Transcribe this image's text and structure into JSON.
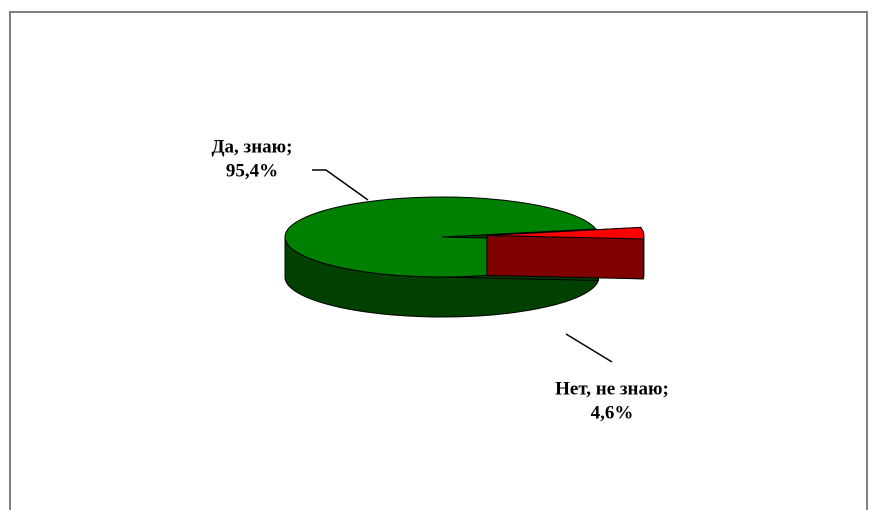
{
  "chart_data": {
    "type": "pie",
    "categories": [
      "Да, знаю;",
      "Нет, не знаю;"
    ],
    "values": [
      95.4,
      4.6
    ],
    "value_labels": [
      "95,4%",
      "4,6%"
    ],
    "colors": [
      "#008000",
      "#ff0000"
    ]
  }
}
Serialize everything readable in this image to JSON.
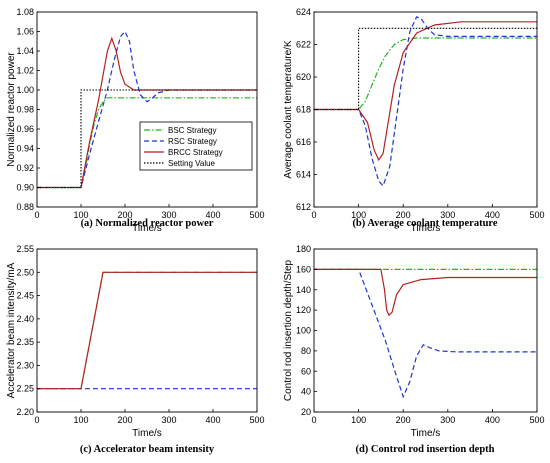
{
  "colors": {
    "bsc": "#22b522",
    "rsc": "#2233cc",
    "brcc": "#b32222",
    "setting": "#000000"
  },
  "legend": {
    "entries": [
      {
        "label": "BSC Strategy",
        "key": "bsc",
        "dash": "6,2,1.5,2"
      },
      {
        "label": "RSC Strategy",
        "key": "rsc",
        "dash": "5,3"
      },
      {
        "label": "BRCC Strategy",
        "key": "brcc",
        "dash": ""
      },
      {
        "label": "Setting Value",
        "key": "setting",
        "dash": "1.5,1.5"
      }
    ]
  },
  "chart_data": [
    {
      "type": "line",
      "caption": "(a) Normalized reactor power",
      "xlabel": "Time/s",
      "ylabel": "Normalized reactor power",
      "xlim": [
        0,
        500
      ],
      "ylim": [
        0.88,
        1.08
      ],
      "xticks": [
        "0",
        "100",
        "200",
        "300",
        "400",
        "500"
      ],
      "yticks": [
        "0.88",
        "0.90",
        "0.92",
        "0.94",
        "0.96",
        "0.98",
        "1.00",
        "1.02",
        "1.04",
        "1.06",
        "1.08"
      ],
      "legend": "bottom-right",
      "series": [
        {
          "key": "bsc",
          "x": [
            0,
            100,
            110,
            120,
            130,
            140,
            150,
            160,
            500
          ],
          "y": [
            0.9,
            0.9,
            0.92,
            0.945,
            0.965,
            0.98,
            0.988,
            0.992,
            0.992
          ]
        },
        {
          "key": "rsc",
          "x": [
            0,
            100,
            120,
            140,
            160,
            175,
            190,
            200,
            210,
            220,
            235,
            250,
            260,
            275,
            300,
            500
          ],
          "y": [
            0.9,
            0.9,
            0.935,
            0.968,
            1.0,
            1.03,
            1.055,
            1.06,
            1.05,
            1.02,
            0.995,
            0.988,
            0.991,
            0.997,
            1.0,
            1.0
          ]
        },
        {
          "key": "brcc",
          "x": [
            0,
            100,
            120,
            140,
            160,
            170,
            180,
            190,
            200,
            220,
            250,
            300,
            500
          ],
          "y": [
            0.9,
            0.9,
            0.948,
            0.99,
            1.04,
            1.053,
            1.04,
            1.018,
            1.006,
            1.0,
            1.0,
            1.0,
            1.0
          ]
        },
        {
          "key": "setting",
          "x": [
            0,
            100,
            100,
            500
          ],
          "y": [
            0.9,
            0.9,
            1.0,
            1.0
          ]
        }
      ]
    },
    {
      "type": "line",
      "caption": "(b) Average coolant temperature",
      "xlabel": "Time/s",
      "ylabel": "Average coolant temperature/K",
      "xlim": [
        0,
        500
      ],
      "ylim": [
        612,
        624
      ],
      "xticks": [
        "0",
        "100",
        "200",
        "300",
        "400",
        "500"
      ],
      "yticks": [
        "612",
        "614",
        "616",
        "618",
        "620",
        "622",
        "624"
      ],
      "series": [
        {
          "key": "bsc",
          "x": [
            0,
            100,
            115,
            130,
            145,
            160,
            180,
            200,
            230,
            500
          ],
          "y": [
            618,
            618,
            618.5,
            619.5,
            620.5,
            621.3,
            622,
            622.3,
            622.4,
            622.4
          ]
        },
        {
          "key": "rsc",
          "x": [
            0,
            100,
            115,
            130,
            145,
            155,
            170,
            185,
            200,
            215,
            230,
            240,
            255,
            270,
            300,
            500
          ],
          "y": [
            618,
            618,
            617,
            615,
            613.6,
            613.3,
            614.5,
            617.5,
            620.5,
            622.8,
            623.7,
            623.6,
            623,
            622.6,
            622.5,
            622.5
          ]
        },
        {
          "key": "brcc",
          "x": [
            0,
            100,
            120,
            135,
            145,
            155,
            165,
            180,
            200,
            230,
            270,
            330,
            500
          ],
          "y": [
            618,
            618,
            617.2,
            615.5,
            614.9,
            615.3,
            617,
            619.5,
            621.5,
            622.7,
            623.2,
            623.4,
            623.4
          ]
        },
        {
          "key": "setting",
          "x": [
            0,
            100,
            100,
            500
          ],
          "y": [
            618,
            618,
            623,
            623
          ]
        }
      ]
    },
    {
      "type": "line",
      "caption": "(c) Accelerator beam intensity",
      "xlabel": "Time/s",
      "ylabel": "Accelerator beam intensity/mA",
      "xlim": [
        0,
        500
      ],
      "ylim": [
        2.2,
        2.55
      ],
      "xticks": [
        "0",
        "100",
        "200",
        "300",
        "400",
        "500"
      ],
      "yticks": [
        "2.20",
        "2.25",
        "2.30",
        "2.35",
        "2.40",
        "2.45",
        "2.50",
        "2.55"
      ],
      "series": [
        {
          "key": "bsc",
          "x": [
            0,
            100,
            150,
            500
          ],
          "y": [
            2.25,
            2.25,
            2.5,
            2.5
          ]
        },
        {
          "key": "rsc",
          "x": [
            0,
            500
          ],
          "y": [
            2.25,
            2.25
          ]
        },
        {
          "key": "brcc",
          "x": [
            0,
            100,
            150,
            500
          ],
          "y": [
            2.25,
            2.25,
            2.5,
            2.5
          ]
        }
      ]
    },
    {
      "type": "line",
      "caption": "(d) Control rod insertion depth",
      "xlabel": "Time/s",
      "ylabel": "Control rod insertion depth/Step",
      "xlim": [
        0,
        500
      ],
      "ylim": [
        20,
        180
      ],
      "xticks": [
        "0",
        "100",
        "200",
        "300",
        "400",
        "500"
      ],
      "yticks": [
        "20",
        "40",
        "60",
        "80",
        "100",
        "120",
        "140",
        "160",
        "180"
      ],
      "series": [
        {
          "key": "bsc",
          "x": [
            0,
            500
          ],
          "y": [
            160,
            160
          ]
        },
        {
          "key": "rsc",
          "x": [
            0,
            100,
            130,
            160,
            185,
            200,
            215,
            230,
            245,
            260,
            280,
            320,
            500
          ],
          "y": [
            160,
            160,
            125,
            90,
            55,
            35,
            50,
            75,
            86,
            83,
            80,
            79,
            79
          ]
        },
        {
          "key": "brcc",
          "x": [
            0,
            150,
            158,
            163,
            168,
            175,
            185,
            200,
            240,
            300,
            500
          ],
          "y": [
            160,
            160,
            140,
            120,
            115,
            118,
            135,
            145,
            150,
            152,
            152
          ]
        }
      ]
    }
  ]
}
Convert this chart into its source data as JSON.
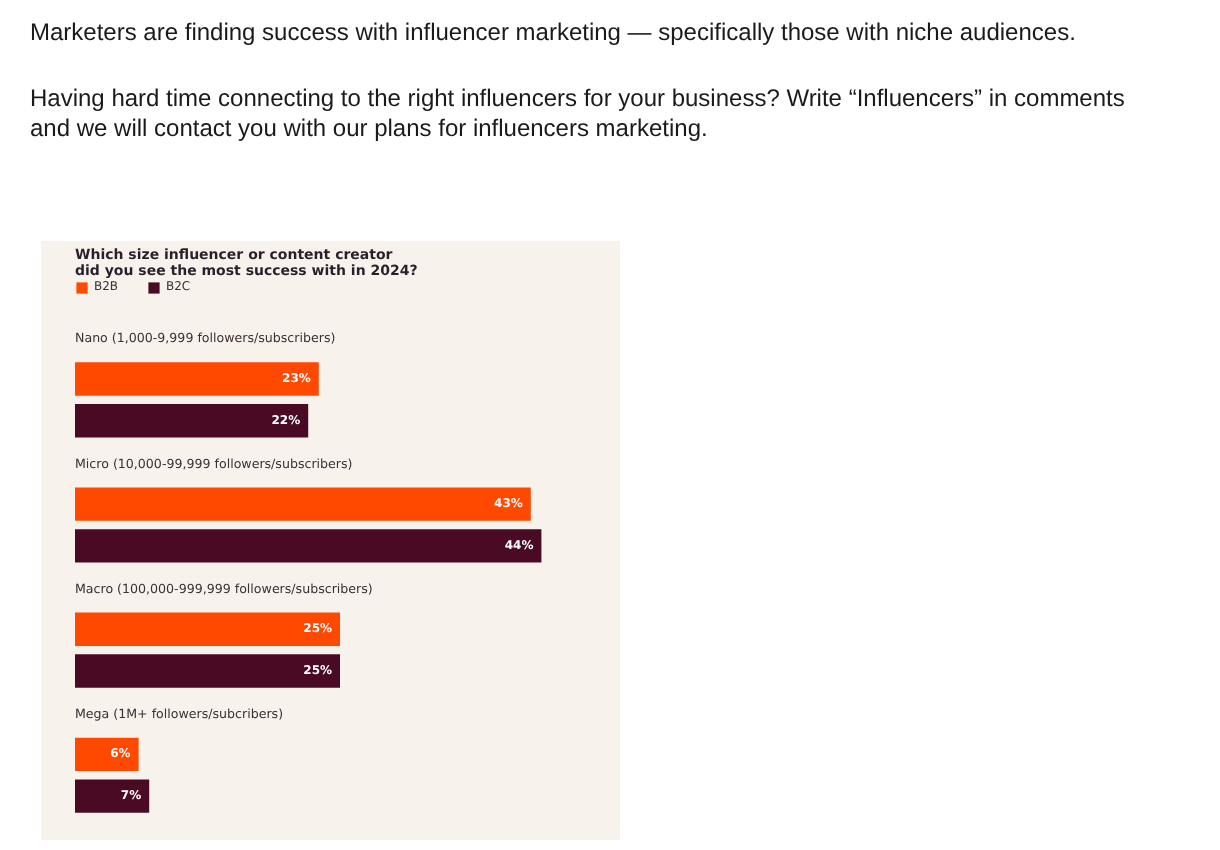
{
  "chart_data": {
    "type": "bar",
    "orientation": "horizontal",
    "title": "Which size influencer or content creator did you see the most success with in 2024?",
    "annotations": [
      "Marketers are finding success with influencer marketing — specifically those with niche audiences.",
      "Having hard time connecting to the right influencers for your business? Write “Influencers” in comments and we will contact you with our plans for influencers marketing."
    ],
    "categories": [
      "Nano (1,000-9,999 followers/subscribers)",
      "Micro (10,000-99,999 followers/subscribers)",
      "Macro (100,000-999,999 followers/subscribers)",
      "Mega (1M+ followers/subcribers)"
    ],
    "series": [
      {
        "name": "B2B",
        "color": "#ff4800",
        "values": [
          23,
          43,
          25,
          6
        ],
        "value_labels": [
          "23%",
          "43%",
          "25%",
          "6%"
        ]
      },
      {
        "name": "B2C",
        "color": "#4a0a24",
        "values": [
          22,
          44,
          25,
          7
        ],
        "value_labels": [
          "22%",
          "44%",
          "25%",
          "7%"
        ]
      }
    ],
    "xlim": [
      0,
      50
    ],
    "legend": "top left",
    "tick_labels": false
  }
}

┄┄┄┄┄┄┄┄┄┄

**Exercise directions**
Give the number of lines containing the word "coolant". No other answer is needed.

**Answer to this exercise**
2